• [REQUIRED WORK] Using the listing below, please gather every line containing the word "Files".

• [SUPPLIED DATA]
******************************

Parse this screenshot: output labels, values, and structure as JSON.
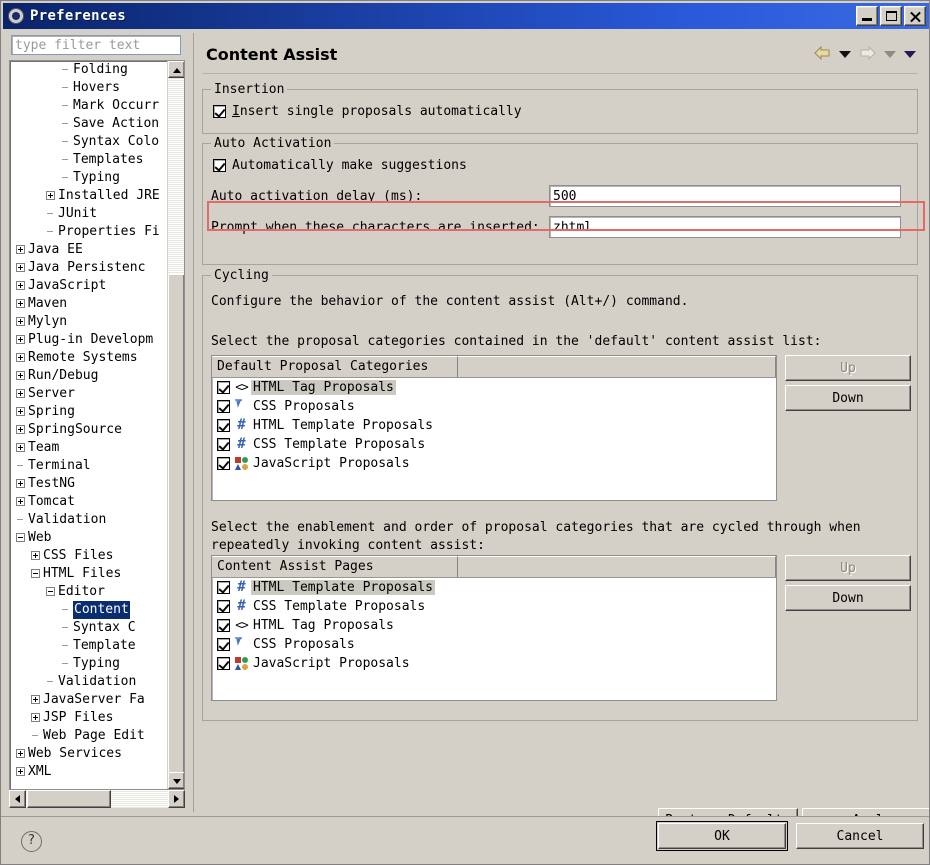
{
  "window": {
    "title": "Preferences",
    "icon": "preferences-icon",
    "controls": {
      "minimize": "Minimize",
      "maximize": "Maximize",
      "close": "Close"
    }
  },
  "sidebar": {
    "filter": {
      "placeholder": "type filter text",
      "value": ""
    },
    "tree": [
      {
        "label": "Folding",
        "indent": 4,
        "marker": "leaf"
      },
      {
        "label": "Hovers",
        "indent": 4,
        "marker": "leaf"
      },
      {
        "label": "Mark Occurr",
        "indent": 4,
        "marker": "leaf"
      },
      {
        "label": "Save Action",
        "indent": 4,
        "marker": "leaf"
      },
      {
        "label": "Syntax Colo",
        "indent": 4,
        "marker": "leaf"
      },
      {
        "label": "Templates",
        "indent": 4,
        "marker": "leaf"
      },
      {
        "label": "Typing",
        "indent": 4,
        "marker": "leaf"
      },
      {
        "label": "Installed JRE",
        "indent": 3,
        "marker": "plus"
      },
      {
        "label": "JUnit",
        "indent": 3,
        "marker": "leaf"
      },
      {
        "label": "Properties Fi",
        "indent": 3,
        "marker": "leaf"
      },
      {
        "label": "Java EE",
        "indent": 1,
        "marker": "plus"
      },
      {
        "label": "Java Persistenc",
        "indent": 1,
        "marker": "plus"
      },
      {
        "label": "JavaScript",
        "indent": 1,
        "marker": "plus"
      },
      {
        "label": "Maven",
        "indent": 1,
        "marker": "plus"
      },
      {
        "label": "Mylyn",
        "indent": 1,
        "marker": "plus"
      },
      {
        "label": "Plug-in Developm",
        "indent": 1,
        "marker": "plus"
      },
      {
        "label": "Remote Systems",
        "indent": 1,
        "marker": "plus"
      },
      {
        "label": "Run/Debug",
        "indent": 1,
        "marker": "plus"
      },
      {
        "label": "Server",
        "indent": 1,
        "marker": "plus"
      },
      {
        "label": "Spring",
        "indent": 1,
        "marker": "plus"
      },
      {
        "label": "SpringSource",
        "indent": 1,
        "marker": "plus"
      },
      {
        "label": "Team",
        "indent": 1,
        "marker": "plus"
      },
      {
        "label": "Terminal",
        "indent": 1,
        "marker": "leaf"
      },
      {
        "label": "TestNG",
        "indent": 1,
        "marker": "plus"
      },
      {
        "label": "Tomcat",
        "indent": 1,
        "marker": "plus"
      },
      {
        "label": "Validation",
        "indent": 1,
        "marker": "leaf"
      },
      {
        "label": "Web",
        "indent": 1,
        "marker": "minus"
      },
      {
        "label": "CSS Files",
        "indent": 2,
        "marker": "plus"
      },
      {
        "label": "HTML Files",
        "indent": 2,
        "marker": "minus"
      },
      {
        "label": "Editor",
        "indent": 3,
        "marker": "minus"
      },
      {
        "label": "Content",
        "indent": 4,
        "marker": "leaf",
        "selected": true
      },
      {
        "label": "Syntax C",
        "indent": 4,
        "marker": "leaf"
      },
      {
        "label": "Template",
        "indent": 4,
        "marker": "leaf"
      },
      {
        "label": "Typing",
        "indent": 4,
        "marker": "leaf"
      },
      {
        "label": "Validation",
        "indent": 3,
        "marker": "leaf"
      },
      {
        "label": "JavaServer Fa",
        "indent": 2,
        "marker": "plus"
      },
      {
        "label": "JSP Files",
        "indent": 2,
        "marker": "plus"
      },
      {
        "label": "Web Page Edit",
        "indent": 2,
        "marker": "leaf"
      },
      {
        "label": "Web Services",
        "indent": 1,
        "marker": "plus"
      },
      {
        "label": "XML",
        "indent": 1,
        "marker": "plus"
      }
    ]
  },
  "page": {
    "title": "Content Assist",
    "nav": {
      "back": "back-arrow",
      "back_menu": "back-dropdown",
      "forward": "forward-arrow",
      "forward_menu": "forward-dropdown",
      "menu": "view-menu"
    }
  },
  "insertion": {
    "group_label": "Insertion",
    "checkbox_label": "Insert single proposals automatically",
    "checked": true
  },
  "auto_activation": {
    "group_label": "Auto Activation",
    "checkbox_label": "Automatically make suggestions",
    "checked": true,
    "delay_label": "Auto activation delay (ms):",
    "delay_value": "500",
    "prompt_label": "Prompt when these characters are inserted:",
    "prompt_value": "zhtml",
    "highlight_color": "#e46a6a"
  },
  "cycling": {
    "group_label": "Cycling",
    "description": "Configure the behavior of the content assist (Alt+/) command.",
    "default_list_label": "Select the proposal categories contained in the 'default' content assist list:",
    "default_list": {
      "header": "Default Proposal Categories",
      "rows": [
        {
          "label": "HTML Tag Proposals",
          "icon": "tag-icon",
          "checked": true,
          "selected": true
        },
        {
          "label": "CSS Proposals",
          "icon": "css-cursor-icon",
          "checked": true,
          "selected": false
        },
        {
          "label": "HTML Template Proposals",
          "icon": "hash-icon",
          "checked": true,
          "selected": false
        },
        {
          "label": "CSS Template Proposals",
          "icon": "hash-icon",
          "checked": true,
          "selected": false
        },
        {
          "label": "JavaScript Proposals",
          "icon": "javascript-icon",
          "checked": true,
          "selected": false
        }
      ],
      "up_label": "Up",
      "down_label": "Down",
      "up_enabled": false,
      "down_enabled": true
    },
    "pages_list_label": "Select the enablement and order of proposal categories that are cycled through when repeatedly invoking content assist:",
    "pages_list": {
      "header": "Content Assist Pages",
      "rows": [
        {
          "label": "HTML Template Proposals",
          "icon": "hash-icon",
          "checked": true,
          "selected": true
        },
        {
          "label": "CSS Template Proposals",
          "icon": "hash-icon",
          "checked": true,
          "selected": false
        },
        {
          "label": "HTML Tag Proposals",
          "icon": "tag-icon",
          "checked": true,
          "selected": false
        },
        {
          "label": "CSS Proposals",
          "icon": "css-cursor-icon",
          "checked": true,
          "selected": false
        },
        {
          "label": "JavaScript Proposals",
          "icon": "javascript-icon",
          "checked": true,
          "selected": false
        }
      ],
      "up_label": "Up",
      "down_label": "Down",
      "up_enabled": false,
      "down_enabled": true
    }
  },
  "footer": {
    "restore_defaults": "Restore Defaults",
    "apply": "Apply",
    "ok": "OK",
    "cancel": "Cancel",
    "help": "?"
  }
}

******************************

• [OUTPUT BELOW]
        "label": "CSS Files",
        "label": "HTML Files",
        "label": "JSP Files",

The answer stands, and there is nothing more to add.